==== EXCERPT
Note that the broad distribution that creates value does not have to contradict the unequal distribution that creates its high price. Value and price are not always well correlated. In regards to Bitcoin however, the more important point is that the currency grew in price by inheriting both characteristics: It's widely distributed, but most of the coins are actually held by a small minority. This small minority thus has a lot of wealth, on paper. They won't be able to actualize their wealth, if they tried to cash out the value of Bitcoin would take a plunge.
You will find that Bitcoin's role as a speculative bubble will be replaced by various competing technologies, but its role as a digital currency will be replaced by currencies that are broadly distributed. As an example of how this will work in the future, consider Clams. Clams are a digital currency with an egalitarian and wide distribution. Anyone who owned a range of currencies ended up owning Clams. This has proved to be free money, for people who paid attention. The project was abandoned by its developer, but it demonstrated the way forward for others. There are now various Bitcoin forks, that hand out their coins to entire swathes of the population, while handing out extra coins to its own developers. Those developers do end up profiting off their invention, simply because the wide distribution creates interest in the coin.
========
- WRITTEN TASK A -
Answer these questions using the Bitcoin excerpt:
(i) According to the excerpt, what would happen to the value of Bitcoin if its small minority of holders tried to cash out?
(ii) Who ended up owning Clams?
(iii) What happened to the Clams project?
- WRITTEN TASK B -
Return the passage of the Bitcoin excerpt from "Note that the" to "take a plunge.", copied word for word.
==== ENTRIES PROVIDED
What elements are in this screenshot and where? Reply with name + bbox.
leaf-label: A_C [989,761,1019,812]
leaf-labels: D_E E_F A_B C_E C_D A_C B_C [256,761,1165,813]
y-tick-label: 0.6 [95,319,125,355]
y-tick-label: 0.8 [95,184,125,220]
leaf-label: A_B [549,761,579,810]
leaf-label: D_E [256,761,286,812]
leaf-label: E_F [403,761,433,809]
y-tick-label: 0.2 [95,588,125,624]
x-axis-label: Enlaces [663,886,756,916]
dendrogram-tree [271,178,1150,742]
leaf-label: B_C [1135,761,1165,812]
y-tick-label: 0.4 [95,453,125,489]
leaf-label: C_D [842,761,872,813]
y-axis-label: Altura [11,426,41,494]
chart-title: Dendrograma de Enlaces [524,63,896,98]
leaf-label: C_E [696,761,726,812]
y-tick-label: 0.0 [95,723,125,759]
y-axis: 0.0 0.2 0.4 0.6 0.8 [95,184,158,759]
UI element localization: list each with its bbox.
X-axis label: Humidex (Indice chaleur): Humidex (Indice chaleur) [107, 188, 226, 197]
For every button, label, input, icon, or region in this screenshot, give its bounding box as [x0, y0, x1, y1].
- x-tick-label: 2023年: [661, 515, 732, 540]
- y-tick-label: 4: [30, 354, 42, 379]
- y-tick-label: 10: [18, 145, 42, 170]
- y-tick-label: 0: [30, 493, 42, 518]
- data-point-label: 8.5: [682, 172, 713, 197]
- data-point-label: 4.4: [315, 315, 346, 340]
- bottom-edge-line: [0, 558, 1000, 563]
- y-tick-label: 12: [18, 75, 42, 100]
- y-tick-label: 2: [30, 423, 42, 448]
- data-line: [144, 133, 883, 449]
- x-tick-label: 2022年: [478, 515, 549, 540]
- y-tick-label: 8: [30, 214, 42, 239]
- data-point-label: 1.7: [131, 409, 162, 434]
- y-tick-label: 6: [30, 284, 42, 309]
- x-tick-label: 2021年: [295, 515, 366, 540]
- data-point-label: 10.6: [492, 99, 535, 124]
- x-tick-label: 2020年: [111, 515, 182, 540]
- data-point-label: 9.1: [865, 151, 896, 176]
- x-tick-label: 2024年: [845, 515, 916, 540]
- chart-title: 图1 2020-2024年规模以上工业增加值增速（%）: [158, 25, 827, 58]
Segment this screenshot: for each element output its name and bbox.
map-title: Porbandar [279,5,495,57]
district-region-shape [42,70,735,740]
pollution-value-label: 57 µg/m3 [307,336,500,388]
========
- FULL SOLUTION A -
(i) The value of Bitcoin would take a plunge.
(ii) Anyone who owned a range of currencies ended up owning Clams.
(iii) It was abandoned by its developer.

- FULL SOLUTION B -
Note that the broad distribution that creates value does not have to contradict the unequal distribution that creates its high price. Value and price are not always well correlated. In regards to Bitcoin however, the more important point is that the currency grew in price by inheriting both characteristics: It's widely distributed, but most of the coins are actually held by a small minority. This small minority thus has a lot of wealth, on paper. They won't be able to actualize their wealth, if they tried to cash out the value of Bitcoin would take a plunge.